RECORDS PROVIDED:
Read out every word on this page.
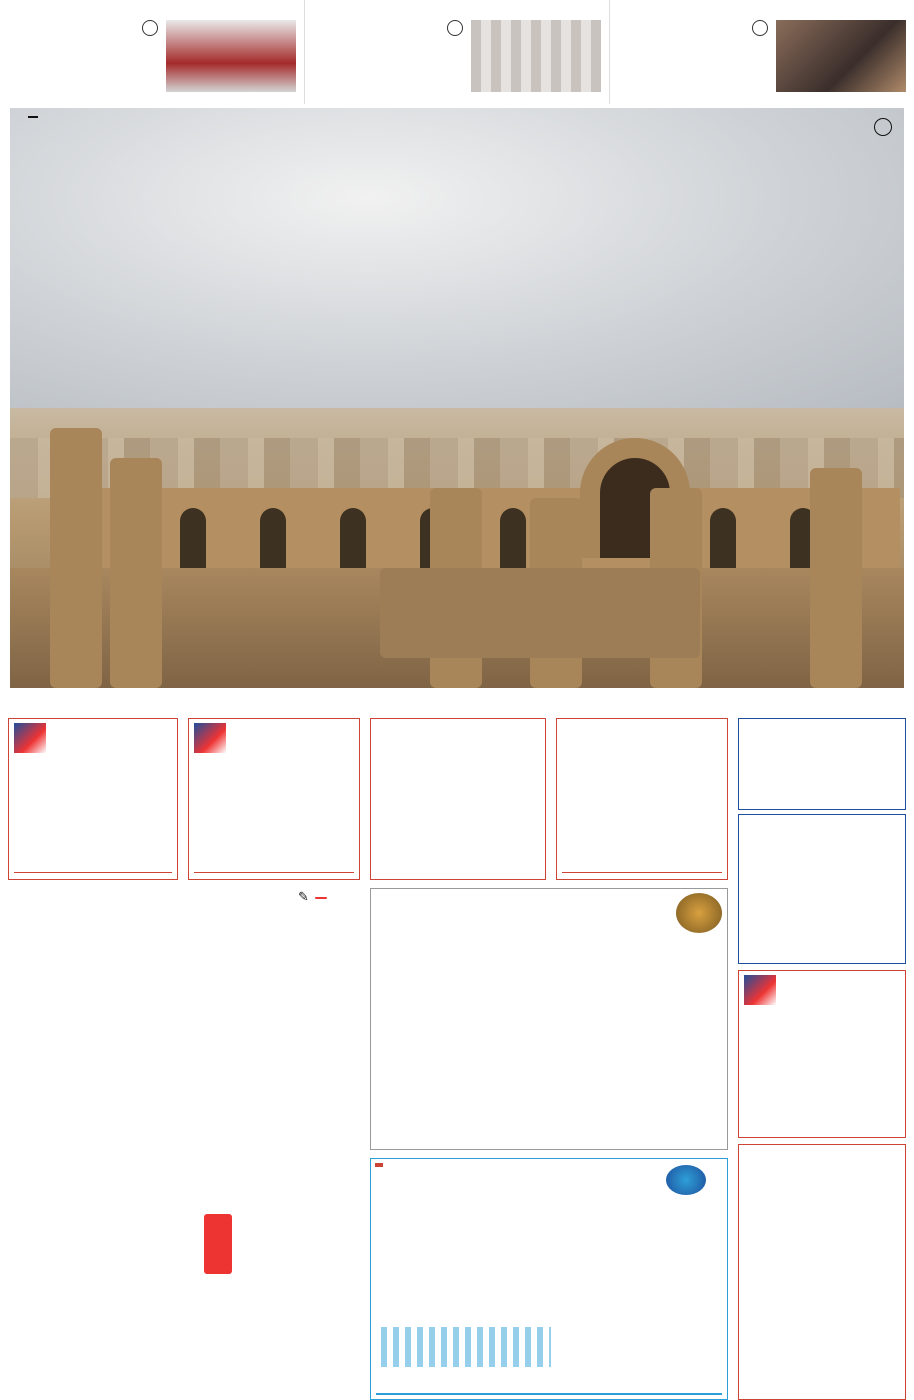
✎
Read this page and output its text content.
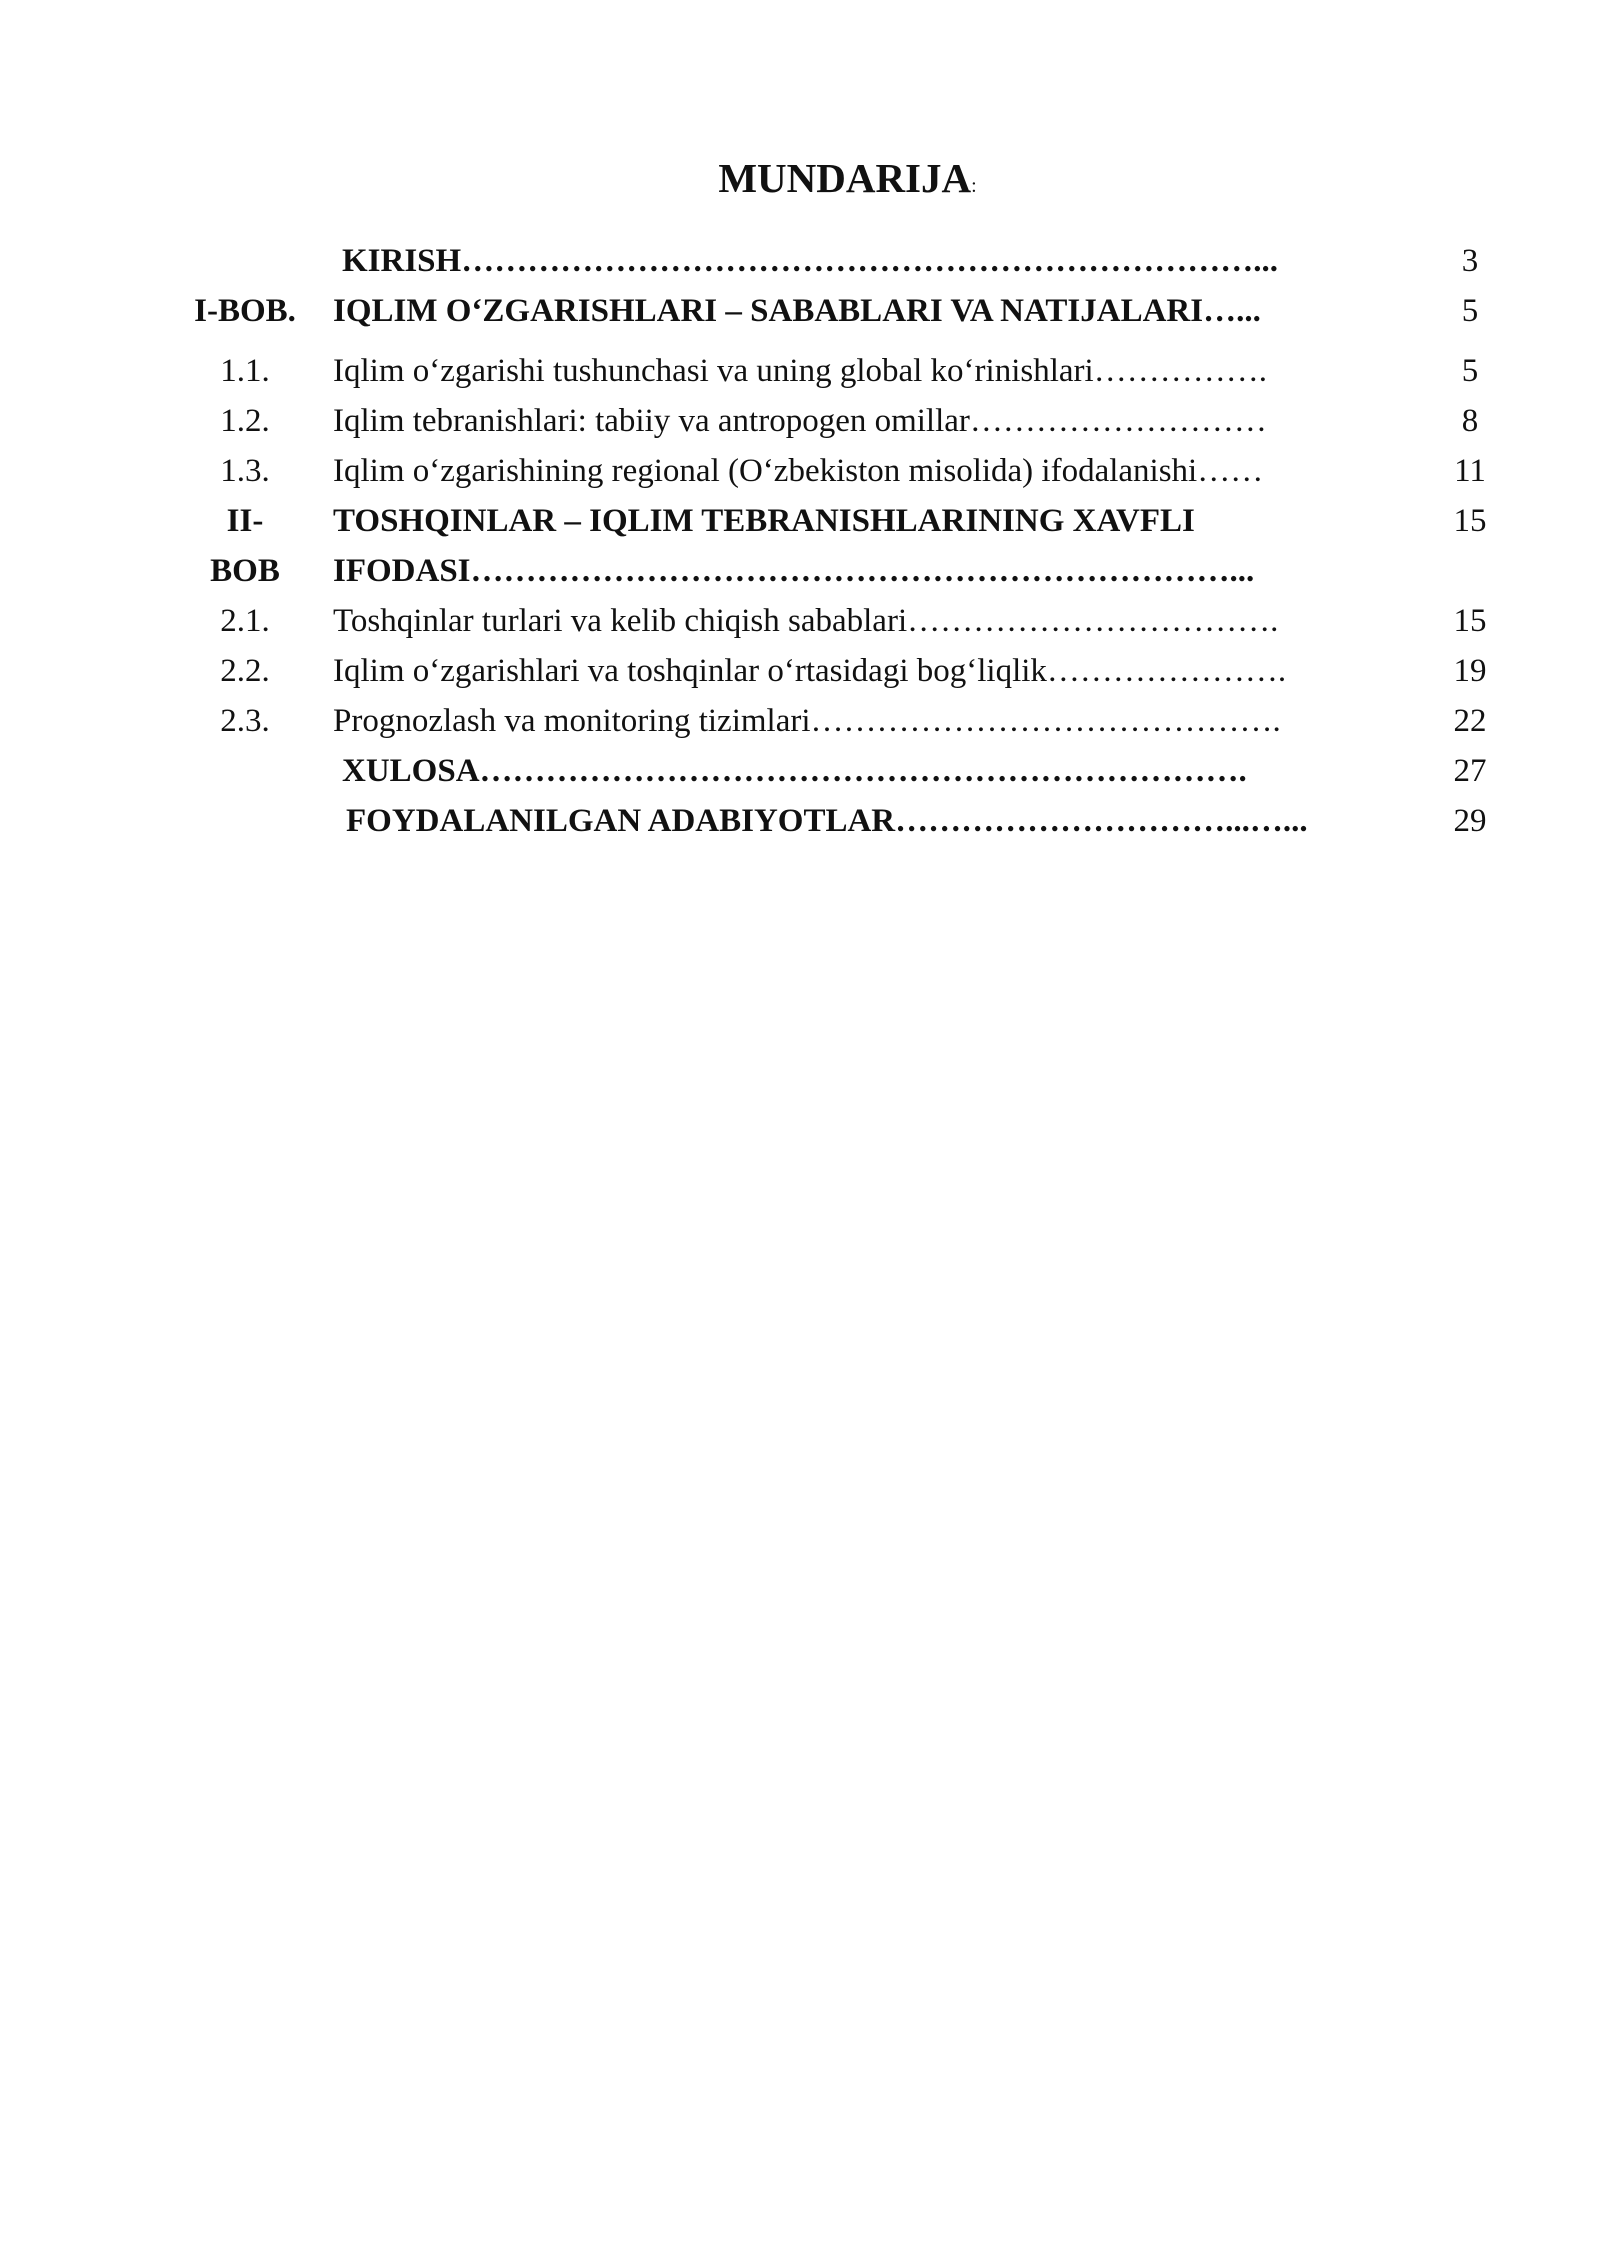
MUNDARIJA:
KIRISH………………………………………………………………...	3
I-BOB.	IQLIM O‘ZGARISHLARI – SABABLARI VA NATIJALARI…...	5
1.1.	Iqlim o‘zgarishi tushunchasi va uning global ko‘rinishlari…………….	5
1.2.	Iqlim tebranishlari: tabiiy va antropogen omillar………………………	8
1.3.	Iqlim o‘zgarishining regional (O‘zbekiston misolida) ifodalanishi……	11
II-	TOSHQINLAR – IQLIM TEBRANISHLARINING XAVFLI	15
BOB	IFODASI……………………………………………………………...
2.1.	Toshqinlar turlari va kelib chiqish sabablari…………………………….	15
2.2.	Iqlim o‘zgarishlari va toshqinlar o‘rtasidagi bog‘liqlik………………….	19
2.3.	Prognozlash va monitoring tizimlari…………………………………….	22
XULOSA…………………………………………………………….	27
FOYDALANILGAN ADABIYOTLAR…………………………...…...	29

WHAT IS EXPECTED: For each line in the data above that contains the string "Read", extract the line.

WORKED ANSWER:
Read out every word on this page.
Read this page and output its text content.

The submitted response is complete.